* Directions
Wherever "shown" appears in a line, copy that line.

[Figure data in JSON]

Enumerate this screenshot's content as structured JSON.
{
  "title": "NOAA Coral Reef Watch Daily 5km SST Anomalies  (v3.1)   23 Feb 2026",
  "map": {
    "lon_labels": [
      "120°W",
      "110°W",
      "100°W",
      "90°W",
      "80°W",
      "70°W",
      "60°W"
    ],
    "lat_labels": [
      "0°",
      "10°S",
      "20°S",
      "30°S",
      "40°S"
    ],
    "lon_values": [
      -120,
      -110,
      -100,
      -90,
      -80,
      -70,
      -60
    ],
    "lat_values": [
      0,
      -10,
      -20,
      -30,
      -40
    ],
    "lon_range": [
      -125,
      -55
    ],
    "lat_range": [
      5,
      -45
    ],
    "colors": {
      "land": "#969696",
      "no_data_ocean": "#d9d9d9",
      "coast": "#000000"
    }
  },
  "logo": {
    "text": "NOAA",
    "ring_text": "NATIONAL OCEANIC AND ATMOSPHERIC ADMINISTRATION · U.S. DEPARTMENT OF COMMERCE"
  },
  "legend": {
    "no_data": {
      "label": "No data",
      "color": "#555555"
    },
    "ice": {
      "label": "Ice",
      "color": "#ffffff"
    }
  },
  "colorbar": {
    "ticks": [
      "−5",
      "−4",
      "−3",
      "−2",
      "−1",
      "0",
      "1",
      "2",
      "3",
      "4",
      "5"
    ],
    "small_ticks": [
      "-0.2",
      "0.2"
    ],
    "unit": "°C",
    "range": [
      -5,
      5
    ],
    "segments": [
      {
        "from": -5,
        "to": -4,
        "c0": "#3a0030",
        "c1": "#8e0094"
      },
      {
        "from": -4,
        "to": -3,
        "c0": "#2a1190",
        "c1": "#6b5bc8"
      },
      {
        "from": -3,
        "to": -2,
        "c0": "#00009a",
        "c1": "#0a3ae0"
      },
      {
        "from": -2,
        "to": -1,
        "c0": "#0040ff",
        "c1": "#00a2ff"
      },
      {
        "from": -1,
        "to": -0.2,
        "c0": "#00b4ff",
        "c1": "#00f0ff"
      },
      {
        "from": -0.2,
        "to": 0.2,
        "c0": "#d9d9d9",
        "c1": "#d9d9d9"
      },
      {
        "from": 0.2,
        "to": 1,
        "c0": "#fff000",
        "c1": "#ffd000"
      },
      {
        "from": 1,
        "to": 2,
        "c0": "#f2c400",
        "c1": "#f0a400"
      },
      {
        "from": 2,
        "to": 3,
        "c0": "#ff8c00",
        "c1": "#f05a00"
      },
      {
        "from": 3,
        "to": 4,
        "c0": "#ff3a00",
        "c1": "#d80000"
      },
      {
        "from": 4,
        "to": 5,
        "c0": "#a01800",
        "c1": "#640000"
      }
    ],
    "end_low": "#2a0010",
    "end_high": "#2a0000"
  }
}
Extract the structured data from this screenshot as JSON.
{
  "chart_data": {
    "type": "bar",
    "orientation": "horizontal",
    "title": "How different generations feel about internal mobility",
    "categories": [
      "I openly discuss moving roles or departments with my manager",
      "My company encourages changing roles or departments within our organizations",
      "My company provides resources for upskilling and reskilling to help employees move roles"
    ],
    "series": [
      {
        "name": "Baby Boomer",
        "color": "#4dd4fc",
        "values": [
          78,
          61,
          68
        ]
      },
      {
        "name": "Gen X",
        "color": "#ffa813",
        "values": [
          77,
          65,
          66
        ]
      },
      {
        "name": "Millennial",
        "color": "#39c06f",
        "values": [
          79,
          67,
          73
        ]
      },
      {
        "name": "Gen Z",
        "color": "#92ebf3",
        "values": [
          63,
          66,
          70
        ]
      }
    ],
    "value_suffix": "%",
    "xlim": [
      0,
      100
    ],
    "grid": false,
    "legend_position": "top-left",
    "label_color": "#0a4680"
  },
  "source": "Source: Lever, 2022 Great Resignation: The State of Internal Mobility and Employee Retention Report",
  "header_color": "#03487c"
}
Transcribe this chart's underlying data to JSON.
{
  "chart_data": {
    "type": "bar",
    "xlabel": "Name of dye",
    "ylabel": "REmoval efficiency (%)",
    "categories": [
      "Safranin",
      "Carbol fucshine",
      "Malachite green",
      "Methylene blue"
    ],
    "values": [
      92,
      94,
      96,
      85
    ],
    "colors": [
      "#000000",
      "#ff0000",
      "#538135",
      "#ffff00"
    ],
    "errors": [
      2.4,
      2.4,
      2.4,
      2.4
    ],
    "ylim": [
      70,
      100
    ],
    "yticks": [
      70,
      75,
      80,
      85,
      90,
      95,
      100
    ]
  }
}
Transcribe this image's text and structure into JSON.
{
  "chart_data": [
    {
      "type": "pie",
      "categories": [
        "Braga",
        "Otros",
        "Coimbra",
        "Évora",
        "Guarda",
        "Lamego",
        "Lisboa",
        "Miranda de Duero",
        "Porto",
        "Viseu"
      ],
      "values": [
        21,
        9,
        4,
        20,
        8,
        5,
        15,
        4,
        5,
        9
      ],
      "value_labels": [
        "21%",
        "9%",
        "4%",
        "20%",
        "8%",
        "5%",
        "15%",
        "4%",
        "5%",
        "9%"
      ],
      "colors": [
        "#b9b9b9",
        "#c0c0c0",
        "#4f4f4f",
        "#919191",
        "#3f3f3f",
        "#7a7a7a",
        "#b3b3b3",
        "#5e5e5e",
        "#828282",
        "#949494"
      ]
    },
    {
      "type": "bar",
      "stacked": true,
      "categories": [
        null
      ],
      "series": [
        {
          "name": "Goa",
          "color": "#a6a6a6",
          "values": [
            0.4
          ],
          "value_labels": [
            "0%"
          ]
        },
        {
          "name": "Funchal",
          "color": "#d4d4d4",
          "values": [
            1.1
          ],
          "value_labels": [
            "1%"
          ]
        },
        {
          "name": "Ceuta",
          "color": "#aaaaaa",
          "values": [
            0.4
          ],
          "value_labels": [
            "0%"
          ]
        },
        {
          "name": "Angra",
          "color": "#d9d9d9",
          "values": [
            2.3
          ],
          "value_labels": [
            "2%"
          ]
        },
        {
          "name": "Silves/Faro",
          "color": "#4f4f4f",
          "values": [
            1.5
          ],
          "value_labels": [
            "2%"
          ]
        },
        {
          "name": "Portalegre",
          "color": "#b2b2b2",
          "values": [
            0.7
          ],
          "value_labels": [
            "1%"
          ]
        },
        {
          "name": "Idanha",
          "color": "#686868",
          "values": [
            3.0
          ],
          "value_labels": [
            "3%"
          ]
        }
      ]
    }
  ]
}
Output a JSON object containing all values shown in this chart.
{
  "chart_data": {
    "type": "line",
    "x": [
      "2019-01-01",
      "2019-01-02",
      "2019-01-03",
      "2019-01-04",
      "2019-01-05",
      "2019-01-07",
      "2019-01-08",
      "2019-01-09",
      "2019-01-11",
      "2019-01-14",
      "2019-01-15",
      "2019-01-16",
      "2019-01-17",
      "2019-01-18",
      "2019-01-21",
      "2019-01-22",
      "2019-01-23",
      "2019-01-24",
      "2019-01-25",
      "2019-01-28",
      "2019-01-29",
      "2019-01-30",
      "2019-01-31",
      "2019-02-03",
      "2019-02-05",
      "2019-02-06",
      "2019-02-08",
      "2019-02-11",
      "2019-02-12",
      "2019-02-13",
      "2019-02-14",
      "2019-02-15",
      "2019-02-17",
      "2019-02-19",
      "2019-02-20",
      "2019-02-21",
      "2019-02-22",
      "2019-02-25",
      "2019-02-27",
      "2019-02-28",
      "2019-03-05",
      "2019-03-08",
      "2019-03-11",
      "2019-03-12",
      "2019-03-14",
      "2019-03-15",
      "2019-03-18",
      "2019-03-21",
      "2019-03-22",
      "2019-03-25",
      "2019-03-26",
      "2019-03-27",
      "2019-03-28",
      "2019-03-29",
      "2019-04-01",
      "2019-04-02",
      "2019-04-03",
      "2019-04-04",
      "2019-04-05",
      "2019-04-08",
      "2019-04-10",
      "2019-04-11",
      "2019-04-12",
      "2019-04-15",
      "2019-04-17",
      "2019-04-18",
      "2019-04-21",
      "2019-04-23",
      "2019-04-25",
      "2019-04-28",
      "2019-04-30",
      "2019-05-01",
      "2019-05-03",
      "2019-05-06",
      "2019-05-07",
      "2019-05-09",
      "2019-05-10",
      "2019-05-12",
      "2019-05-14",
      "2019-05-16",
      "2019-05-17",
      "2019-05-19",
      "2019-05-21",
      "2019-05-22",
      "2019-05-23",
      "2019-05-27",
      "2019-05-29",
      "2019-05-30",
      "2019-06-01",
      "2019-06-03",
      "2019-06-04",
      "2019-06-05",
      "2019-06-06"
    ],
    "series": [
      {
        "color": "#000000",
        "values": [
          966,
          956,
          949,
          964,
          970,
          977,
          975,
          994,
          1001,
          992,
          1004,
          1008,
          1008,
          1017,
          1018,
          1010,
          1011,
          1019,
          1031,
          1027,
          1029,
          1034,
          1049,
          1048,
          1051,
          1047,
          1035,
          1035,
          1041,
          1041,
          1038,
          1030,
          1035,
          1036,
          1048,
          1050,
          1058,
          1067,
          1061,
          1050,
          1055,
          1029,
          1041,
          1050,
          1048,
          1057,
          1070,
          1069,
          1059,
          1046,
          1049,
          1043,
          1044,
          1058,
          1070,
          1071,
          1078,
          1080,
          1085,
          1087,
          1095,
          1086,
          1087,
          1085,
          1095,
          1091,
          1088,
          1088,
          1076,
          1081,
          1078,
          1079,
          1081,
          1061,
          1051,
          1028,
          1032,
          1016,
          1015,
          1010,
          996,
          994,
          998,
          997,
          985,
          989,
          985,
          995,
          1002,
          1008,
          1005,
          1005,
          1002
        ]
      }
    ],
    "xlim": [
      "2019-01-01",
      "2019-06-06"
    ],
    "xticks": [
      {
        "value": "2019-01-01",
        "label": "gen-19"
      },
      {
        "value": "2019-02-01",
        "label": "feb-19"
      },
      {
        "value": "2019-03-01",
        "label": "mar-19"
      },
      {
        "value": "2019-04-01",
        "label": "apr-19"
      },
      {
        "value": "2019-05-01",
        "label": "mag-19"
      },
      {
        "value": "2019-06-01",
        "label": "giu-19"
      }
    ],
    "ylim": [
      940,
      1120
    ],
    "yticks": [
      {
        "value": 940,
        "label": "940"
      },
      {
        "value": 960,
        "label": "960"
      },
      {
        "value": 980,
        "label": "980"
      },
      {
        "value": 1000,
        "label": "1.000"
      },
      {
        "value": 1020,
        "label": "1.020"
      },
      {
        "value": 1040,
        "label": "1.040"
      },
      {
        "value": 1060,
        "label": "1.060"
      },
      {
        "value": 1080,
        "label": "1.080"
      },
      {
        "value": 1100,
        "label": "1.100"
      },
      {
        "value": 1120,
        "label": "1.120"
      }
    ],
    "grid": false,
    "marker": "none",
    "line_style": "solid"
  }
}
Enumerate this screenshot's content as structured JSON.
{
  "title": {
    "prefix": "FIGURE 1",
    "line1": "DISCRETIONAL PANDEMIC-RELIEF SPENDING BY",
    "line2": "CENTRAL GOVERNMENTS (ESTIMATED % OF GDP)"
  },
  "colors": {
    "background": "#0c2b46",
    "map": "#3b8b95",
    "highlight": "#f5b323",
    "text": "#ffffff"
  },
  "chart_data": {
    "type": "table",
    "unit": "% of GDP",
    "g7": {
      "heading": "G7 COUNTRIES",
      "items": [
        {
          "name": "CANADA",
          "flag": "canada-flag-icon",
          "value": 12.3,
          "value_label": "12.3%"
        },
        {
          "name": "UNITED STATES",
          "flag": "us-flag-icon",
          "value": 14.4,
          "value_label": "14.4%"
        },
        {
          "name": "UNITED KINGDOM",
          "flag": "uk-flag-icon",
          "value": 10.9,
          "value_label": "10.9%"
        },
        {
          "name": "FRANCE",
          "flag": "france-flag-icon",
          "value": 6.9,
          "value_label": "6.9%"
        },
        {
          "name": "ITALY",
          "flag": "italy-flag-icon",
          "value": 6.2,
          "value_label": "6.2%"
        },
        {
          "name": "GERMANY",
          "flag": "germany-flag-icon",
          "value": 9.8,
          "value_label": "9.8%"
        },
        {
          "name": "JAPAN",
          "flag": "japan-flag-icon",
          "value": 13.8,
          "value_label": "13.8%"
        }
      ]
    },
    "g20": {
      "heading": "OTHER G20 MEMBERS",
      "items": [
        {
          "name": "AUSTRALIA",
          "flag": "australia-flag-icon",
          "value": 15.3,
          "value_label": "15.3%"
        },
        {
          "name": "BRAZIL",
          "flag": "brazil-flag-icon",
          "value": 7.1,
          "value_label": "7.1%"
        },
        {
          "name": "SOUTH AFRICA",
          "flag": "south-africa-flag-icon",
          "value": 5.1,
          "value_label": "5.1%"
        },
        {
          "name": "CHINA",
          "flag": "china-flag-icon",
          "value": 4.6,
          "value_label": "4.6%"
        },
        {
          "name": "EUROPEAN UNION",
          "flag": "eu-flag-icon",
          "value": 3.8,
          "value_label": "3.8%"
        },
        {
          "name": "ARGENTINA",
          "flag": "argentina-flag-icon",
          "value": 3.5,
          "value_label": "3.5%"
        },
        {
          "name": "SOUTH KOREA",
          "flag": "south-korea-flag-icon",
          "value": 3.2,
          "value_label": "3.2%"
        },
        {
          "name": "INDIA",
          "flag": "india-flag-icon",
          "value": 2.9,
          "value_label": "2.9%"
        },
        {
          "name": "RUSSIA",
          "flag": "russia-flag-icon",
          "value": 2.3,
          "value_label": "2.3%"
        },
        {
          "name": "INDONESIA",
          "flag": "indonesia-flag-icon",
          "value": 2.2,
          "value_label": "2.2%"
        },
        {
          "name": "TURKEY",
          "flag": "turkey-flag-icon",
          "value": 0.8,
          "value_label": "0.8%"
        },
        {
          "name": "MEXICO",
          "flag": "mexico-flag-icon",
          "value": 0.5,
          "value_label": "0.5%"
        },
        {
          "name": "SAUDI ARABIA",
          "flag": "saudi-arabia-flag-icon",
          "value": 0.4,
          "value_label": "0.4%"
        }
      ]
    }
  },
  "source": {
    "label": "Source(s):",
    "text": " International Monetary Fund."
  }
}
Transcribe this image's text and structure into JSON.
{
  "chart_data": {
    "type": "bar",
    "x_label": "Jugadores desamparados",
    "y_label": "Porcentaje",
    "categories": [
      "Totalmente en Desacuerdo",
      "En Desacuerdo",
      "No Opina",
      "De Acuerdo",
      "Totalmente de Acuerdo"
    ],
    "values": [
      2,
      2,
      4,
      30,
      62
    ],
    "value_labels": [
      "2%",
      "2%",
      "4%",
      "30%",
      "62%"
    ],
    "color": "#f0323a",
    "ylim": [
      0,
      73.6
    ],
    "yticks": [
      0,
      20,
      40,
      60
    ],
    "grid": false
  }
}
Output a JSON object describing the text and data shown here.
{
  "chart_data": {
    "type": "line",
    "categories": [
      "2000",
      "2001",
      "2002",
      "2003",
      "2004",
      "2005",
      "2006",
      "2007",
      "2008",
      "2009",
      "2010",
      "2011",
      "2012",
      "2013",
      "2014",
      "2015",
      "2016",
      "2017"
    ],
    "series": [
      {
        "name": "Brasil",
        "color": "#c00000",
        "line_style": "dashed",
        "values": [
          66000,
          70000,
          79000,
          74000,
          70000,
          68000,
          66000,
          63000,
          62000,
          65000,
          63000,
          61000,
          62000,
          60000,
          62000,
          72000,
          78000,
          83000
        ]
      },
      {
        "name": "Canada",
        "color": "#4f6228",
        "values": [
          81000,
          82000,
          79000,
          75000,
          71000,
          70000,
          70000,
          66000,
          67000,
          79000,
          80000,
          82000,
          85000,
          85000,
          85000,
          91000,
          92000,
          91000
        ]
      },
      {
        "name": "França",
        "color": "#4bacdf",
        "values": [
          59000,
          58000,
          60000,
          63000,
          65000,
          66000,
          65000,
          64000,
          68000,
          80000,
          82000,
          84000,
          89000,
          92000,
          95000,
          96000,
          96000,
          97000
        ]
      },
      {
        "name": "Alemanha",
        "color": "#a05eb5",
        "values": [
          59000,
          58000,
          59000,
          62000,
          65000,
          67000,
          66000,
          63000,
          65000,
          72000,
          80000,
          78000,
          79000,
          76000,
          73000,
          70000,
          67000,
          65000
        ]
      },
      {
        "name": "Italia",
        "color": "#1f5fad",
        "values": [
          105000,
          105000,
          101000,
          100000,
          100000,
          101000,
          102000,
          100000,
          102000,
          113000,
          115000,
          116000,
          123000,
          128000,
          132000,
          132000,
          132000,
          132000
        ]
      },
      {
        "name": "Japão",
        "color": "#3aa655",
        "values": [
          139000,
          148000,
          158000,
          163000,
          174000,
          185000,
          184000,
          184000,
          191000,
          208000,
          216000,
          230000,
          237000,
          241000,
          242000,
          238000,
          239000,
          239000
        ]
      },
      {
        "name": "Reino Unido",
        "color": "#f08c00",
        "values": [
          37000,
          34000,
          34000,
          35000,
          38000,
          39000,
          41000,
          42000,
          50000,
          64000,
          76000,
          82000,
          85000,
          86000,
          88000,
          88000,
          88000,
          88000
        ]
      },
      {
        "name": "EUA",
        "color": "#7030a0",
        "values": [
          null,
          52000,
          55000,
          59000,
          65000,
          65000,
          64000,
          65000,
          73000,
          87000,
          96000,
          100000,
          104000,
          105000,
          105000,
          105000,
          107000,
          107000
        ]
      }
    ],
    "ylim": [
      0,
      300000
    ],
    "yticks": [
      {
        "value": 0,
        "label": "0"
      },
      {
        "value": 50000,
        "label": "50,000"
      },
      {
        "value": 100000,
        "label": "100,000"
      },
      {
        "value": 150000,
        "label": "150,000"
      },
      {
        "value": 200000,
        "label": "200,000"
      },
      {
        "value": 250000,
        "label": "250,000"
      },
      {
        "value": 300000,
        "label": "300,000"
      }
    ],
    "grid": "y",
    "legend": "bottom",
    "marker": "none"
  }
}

* Reply to the exercise
Output a JSON object containing all values shown in this chart.
Output a JSON object describing the text and data shown here.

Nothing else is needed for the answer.